DO THIS — How many lines in the records below hold the string "from"? Please answer with the number and nothing more.

— start of INFORMATION PROVIDED —

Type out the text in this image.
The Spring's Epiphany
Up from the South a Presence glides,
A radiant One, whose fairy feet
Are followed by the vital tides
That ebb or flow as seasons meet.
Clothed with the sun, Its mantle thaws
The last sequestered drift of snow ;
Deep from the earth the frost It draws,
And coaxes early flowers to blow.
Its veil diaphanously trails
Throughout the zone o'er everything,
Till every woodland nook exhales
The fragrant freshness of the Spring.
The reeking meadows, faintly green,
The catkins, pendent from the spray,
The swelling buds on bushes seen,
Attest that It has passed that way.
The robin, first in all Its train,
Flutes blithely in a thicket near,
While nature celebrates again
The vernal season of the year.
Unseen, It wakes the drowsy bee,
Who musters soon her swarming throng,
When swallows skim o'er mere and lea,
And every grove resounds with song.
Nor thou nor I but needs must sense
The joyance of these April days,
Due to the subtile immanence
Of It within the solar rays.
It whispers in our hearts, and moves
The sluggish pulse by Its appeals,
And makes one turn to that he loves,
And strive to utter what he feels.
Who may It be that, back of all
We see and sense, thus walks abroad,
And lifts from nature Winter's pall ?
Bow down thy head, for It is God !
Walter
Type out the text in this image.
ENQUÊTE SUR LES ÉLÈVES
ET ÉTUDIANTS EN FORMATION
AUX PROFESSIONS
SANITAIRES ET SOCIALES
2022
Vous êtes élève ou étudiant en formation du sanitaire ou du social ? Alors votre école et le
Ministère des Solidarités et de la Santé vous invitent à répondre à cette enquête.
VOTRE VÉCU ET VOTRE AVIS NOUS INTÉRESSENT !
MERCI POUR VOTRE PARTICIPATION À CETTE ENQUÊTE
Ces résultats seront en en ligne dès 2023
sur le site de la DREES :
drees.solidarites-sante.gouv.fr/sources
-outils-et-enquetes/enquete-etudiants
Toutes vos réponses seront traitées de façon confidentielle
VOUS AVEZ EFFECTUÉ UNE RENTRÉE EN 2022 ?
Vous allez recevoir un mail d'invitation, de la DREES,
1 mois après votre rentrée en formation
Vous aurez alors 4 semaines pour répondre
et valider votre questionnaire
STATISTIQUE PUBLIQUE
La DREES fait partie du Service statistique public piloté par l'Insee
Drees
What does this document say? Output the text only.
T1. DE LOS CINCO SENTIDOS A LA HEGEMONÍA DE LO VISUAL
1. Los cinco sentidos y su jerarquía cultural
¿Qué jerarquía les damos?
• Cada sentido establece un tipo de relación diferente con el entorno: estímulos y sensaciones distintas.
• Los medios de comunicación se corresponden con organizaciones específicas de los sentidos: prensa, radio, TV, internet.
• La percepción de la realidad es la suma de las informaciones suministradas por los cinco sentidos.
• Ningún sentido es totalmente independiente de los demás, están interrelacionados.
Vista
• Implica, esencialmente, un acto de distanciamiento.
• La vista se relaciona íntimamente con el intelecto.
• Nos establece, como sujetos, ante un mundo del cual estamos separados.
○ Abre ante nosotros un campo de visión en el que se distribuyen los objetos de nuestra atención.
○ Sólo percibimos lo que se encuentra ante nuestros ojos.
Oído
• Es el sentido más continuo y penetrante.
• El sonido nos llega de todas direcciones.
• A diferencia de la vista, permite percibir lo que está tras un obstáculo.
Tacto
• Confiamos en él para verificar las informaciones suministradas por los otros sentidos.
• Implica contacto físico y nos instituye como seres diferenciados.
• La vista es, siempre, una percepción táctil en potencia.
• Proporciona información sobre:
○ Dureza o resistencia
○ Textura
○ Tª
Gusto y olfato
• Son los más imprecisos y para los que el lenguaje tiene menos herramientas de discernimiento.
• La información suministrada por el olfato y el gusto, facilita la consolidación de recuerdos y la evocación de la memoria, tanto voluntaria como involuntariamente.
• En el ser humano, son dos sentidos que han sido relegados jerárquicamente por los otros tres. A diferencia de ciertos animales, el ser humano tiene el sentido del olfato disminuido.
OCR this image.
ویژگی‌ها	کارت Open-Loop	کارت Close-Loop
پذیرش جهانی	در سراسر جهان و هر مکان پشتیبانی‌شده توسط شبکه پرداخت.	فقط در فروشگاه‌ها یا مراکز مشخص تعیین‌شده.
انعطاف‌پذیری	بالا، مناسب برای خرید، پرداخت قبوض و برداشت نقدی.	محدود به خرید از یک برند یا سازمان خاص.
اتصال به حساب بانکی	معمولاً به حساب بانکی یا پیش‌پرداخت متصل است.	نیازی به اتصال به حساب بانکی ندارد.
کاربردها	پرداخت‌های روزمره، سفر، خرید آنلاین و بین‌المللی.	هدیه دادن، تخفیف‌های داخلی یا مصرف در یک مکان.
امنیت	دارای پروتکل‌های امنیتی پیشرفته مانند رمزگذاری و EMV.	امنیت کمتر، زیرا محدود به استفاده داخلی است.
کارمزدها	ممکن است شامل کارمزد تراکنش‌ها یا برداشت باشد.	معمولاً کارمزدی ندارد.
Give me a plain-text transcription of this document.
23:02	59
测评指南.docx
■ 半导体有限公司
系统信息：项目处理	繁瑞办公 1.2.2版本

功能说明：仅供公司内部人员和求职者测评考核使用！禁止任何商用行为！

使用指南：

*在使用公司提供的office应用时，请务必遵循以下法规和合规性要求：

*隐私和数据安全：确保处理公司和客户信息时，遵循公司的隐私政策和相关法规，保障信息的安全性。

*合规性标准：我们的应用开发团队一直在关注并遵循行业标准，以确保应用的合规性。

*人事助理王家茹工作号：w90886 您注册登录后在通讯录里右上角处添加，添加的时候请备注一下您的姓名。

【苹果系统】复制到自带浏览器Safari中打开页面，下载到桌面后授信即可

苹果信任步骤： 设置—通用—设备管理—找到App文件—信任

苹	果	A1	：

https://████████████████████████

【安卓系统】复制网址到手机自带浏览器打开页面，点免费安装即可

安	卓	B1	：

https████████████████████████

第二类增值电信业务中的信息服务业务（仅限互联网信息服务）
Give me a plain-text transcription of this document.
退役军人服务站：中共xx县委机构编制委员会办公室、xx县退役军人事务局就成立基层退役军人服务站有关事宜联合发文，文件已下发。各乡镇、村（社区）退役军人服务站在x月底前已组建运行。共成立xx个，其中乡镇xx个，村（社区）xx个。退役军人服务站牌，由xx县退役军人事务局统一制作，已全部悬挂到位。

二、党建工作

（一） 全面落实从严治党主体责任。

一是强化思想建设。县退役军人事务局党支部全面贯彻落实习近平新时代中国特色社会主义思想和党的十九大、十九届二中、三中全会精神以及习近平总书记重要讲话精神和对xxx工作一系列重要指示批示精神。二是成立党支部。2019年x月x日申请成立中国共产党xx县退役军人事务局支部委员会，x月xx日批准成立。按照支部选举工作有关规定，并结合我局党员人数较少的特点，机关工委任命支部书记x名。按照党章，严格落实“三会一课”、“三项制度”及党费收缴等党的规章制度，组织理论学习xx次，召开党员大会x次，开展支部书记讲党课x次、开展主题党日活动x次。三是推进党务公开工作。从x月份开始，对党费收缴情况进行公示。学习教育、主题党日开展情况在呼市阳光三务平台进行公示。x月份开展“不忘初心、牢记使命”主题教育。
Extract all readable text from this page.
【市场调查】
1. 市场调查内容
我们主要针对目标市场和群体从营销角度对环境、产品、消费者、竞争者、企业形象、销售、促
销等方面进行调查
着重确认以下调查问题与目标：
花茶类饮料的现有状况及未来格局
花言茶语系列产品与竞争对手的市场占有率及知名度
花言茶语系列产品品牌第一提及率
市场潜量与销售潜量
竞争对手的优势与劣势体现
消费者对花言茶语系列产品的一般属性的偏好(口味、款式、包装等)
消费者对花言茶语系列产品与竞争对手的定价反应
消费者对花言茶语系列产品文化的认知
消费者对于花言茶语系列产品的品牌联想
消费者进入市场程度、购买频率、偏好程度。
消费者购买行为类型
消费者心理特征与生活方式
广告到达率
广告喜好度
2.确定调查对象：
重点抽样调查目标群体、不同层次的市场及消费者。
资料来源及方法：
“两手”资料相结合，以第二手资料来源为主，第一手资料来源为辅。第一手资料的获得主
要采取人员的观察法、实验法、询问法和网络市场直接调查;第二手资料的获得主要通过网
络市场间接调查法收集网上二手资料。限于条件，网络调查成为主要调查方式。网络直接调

— end of INFORMATION PROVIDED —

TASK SOLUTION — 5